*TASK BRIEF*.
Will you give every entry again exactly as it stands?

(Records from a data collection)

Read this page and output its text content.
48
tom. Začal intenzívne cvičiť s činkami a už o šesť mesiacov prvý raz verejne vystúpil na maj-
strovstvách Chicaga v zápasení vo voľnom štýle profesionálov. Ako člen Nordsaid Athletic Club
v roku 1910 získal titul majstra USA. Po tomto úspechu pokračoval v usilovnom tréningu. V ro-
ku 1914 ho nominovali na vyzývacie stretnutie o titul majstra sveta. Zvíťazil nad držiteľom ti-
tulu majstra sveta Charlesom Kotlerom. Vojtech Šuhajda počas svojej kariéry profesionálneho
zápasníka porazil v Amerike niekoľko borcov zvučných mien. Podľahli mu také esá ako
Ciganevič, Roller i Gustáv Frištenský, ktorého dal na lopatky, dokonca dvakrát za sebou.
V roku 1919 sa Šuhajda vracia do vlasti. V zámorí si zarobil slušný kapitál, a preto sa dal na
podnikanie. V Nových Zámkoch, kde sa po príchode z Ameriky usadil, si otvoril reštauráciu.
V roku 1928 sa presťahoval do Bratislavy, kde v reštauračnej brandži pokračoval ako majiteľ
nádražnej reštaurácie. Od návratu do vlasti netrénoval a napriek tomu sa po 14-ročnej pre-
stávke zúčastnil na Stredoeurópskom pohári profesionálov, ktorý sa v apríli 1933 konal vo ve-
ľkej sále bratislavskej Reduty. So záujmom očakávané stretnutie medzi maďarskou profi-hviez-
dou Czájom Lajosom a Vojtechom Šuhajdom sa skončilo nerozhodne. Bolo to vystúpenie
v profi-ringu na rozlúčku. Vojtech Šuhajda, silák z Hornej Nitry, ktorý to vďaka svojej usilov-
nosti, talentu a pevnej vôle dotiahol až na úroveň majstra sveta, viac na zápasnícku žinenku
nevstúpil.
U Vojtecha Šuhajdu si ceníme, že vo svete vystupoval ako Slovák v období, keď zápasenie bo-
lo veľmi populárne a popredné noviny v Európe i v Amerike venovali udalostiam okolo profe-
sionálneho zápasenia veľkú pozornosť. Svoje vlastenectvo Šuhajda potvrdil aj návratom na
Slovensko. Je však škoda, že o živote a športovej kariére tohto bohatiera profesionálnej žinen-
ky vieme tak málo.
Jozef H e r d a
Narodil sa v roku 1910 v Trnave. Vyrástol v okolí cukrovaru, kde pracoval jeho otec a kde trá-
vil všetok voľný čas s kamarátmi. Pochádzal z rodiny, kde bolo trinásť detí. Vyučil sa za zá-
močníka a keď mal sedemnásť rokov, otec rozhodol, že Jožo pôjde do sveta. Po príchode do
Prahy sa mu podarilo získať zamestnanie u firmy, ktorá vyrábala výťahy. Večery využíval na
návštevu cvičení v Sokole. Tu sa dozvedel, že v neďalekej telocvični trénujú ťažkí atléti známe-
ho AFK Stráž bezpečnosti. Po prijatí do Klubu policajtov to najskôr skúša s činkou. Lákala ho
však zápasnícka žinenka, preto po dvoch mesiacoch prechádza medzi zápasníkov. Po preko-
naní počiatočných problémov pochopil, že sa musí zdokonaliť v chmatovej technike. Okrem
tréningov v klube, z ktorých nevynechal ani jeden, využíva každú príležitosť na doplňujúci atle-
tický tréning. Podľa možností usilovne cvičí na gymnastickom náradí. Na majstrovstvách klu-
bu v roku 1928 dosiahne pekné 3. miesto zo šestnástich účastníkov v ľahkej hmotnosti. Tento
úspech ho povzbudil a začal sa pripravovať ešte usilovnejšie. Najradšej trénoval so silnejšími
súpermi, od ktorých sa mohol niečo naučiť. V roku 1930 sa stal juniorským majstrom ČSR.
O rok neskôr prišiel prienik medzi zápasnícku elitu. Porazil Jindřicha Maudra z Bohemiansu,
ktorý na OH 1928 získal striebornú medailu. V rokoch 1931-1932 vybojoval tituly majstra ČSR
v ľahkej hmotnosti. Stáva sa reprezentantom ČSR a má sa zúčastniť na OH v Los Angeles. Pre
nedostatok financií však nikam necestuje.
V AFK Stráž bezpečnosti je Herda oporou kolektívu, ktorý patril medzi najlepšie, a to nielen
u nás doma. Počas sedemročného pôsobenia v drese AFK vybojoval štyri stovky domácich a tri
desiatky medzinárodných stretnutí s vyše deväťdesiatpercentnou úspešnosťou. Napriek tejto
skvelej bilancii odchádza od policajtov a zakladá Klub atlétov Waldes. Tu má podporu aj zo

*REPLY TO THE EXERCISE*.
Read this page and output its text content.
48
tom. Začal intenzívne cvičiť s činkami a už o šesť mesiacov prvý raz verejne vystúpil na maj-
strovstvách Chicaga v zápasení vo voľnom štýle profesionálov. Ako člen Nordsaid Athletic Club
v roku 1910 získal titul majstra USA. Po tomto úspechu pokračoval v usilovnom tréningu. V ro-
ku 1914 ho nominovali na vyzývacie stretnutie o titul majstra sveta. Zvíťazil nad držiteľom ti-
tulu majstra sveta Charlesom Kotlerom. Vojtech Šuhajda počas svojej kariéry profesionálneho
zápasníka porazil v Amerike niekoľko borcov zvučných mien. Podľahli mu také esá ako
Ciganevič, Roller i Gustáv Frištenský, ktorého dal na lopatky, dokonca dvakrát za sebou.
V roku 1919 sa Šuhajda vracia do vlasti. V zámorí si zarobil slušný kapitál, a preto sa dal na
podnikanie. V Nových Zámkoch, kde sa po príchode z Ameriky usadil, si otvoril reštauráciu.
V roku 1928 sa presťahoval do Bratislavy, kde v reštauračnej brandži pokračoval ako majiteľ
nádražnej reštaurácie. Od návratu do vlasti netrénoval a napriek tomu sa po 14-ročnej pre-
stávke zúčastnil na Stredoeurópskom pohári profesionálov, ktorý sa v apríli 1933 konal vo ve-
ľkej sále bratislavskej Reduty. So záujmom očakávané stretnutie medzi maďarskou profi-hviez-
dou Czájom Lajosom a Vojtechom Šuhajdom sa skončilo nerozhodne. Bolo to vystúpenie
v profi-ringu na rozlúčku. Vojtech Šuhajda, silák z Hornej Nitry, ktorý to vďaka svojej usilov-
nosti, talentu a pevnej vôle dotiahol až na úroveň majstra sveta, viac na zápasnícku žinenku
nevstúpil.
U Vojtecha Šuhajdu si ceníme, že vo svete vystupoval ako Slovák v období, keď zápasenie bo-
lo veľmi populárne a popredné noviny v Európe i v Amerike venovali udalostiam okolo profe-
sionálneho zápasenia veľkú pozornosť. Svoje vlastenectvo Šuhajda potvrdil aj návratom na
Slovensko. Je však škoda, že o živote a športovej kariére tohto bohatiera profesionálnej žinen-
ky vieme tak málo.
Jozef H e r d a
Narodil sa v roku 1910 v Trnave. Vyrástol v okolí cukrovaru, kde pracoval jeho otec a kde trá-
vil všetok voľný čas s kamarátmi. Pochádzal z rodiny, kde bolo trinásť detí. Vyučil sa za zá-
močníka a keď mal sedemnásť rokov, otec rozhodol, že Jožo pôjde do sveta. Po príchode do
Prahy sa mu podarilo získať zamestnanie u firmy, ktorá vyrábala výťahy. Večery využíval na
návštevu cvičení v Sokole. Tu sa dozvedel, že v neďalekej telocvični trénujú ťažkí atléti známe-
ho AFK Stráž bezpečnosti. Po prijatí do Klubu policajtov to najskôr skúša s činkou. Lákala ho
však zápasnícka žinenka, preto po dvoch mesiacoch prechádza medzi zápasníkov. Po preko-
naní počiatočných problémov pochopil, že sa musí zdokonaliť v chmatovej technike. Okrem
tréningov v klube, z ktorých nevynechal ani jeden, využíva každú príležitosť na doplňujúci atle-
tický tréning. Podľa možností usilovne cvičí na gymnastickom náradí. Na majstrovstvách klu-
bu v roku 1928 dosiahne pekné 3. miesto zo šestnástich účastníkov v ľahkej hmotnosti. Tento
úspech ho povzbudil a začal sa pripravovať ešte usilovnejšie. Najradšej trénoval so silnejšími
súpermi, od ktorých sa mohol niečo naučiť. V roku 1930 sa stal juniorským majstrom ČSR.
O rok neskôr prišiel prienik medzi zápasnícku elitu. Porazil Jindřicha Maudra z Bohemiansu,
ktorý na OH 1928 získal striebornú medailu. V rokoch 1931-1932 vybojoval tituly majstra ČSR
v ľahkej hmotnosti. Stáva sa reprezentantom ČSR a má sa zúčastniť na OH v Los Angeles. Pre
nedostatok financií však nikam necestuje.
V AFK Stráž bezpečnosti je Herda oporou kolektívu, ktorý patril medzi najlepšie, a to nielen
u nás doma. Počas sedemročného pôsobenia v drese AFK vybojoval štyri stovky domácich a tri
desiatky medzinárodných stretnutí s vyše deväťdesiatpercentnou úspešnosťou. Napriek tejto
skvelej bilancii odchádza od policajtov a zakladá Klub atlétov Waldes. Tu má podporu aj zo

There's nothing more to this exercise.